| YOUR OBJECTIVE |
Reproduce word for word the part of the Steve Cooke article starting with "American baseball player" and going on through "pitcher Tim Wakefield.".
SOURCE DOCUMENT Start Marker
- Pitcher
- Born: January 14, 1970 (age 55) Lihue, Hawaii, U.S.
- Batted: RightThrew: Left

MLB debut
- July 28, 1992, for the Pittsburgh Pirates

Last MLB appearance
- April 2, 1998, for the Cincinnati Reds

MLB statistics
- Win–loss record: 26–36
- Earned run average: 4.31
- Strikeouts: 335

Teams
- Pittsburgh Pirates (1992–1994, 1996–1997); Cincinnati Reds (1998);

= Steve Cooke (baseball) =

American baseball player (born 1970)

Steven Montague Cooke III (born January 14, 1970) is a former professional baseball player who pitched in the Major Leagues from 1992 to 1994 and 1996–1998. He was named as the LHP in the Topps All-Star Rookie Team in 1993. On the final day of the 1992 regular season, Cookie picked up his only MLB save. He pitched 1 1/3 scoreless innings to preserve a 2–0 victory over the Mets. He saved the game for starting pitcher Tim Wakefield.

==Life==
He graduated from Tigard High School in Tigard, Oregon, and attended the College of Southern Idaho.
His ancestors include Joseph Platt Cooke (1730–1816), Amos Starr Cooke (1810–1871), Gerrit P. Judd (1803–1873) and Albert Francis Judd (1838–1900). Baseball pioneer Alexander Cartwright was fire chief in Honolulu in the late 19th century and organized school baseball games at Punahou School where many of his ancestors attended.
SOURCE DOCUMENT End Marker
EXCERPTED RECORDS Start Marker
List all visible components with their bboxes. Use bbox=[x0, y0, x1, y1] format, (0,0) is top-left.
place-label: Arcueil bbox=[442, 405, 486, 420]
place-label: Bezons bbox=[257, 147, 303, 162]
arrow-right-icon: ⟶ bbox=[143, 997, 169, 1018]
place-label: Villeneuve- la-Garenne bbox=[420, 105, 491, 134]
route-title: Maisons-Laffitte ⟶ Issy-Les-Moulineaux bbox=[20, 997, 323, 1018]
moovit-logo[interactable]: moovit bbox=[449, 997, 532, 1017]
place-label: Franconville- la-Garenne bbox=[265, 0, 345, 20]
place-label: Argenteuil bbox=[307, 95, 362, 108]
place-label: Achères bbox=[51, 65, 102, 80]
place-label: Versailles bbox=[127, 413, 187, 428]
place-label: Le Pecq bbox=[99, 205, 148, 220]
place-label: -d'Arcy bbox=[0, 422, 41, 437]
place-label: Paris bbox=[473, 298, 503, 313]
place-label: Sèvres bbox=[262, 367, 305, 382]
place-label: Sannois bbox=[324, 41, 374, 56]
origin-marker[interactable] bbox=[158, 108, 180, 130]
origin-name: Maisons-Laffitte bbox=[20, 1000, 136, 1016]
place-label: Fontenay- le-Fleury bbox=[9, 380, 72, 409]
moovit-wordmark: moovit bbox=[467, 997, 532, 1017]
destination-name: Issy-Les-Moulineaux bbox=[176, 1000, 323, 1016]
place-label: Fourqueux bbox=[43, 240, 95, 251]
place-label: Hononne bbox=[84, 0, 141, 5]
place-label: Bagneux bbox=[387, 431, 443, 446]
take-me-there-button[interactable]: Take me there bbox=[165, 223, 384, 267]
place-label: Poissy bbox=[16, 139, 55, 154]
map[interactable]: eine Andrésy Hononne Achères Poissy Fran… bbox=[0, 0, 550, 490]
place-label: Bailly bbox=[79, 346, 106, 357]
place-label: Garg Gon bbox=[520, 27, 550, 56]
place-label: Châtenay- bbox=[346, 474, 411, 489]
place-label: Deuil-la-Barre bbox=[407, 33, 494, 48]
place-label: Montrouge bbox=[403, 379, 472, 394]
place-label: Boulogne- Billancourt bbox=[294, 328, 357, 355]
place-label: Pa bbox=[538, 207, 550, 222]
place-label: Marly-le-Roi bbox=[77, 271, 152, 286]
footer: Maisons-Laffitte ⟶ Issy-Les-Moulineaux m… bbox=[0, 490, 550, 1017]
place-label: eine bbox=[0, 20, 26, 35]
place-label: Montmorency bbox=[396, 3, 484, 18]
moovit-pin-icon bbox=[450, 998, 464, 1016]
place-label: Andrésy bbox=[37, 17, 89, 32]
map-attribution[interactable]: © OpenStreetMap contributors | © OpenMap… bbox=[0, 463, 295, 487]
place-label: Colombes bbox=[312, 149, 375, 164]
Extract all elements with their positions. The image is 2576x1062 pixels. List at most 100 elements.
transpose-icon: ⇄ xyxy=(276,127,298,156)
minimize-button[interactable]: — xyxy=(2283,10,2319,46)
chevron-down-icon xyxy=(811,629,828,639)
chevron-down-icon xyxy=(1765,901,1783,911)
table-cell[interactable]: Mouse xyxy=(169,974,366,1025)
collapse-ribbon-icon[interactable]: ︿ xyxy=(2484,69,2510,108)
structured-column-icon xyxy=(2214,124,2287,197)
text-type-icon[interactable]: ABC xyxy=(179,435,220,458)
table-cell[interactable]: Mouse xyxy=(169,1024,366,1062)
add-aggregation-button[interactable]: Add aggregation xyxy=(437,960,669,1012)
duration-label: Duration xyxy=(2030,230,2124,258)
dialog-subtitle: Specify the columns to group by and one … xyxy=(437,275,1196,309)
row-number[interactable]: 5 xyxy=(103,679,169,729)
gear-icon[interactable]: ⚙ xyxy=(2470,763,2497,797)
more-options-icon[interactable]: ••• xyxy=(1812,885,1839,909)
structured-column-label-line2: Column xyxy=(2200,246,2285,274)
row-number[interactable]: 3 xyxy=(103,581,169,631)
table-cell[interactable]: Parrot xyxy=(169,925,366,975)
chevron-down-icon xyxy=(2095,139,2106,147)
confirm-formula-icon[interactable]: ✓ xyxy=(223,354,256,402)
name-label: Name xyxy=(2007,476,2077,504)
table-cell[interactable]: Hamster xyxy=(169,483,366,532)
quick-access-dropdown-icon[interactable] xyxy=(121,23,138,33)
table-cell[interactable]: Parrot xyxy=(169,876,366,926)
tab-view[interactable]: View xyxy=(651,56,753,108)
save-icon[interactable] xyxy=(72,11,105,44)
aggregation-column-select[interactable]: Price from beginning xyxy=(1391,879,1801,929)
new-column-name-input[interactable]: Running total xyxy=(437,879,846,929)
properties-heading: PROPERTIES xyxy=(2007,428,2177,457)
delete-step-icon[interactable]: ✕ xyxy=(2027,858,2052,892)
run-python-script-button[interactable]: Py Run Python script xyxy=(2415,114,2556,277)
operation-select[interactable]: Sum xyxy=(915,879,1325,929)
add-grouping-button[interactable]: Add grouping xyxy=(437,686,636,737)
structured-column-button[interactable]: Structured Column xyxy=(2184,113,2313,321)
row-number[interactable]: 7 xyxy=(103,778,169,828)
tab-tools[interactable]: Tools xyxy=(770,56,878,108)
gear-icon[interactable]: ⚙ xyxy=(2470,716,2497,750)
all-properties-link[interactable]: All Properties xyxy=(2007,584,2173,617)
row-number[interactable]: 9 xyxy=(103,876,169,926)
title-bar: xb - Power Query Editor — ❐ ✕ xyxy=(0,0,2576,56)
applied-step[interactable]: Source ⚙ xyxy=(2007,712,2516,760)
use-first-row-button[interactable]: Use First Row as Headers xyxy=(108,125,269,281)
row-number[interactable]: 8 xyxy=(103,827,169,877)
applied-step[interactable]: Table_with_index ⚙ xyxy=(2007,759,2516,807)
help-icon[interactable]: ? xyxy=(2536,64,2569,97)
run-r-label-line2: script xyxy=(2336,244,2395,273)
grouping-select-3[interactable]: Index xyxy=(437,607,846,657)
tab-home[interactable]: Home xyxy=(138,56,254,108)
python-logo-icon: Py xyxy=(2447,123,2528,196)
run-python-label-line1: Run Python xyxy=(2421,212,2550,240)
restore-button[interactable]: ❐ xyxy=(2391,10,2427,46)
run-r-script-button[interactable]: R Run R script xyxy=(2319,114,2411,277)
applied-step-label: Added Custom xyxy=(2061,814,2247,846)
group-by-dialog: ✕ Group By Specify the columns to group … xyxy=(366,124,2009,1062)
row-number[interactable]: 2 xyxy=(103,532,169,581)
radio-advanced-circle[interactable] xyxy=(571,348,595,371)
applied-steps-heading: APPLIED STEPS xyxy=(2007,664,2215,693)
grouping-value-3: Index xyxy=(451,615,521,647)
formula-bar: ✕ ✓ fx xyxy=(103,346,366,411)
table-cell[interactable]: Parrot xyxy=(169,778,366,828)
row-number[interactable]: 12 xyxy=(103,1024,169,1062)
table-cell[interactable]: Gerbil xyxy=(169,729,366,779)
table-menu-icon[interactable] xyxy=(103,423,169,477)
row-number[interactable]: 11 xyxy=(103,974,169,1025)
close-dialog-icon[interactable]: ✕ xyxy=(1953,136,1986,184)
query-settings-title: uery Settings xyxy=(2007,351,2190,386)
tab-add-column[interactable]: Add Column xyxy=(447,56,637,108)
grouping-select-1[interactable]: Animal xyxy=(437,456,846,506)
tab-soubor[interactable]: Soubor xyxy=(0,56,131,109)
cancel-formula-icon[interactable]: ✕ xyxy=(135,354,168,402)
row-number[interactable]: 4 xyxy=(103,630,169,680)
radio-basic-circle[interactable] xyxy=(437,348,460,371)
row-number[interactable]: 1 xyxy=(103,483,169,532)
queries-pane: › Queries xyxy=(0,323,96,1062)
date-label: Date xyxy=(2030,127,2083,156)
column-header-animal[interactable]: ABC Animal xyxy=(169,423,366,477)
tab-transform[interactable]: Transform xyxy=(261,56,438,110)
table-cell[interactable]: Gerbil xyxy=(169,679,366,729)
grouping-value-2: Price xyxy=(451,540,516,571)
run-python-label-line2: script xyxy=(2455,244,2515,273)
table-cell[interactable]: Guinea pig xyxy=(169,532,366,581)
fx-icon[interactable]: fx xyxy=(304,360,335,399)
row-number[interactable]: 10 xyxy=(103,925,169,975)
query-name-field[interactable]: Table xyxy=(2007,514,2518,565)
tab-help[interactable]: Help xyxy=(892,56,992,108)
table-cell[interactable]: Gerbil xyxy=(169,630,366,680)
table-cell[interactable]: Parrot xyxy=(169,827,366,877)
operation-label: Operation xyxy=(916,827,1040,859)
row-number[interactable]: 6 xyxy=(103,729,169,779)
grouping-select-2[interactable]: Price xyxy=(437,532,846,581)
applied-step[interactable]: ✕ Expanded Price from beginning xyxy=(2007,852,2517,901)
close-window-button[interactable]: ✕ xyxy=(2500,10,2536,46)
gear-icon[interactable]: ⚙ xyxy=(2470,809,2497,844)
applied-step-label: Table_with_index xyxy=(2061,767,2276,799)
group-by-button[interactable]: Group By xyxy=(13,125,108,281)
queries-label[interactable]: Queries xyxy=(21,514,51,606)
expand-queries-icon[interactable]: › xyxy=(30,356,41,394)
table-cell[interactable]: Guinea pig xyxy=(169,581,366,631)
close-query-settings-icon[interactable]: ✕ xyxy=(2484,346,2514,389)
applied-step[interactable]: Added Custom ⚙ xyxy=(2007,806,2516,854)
EXCERPTED RECORDS End Marker
| SOLUTION |
American baseball player (born 1970)

Steven Montague Cooke III (born January 14, 1970) is a former professional baseball player who pitched in the Major Leagues from 1992 to 1994 and 1996–1998. He was named as the LHP in the Topps All-Star Rookie Team in 1993. On the final day of the 1992 regular season, Cookie picked up his only MLB save. He pitched 1 1/3 scoreless innings to preserve a 2–0 victory over the Mets. He saved the game for starting pitcher Tim Wakefield.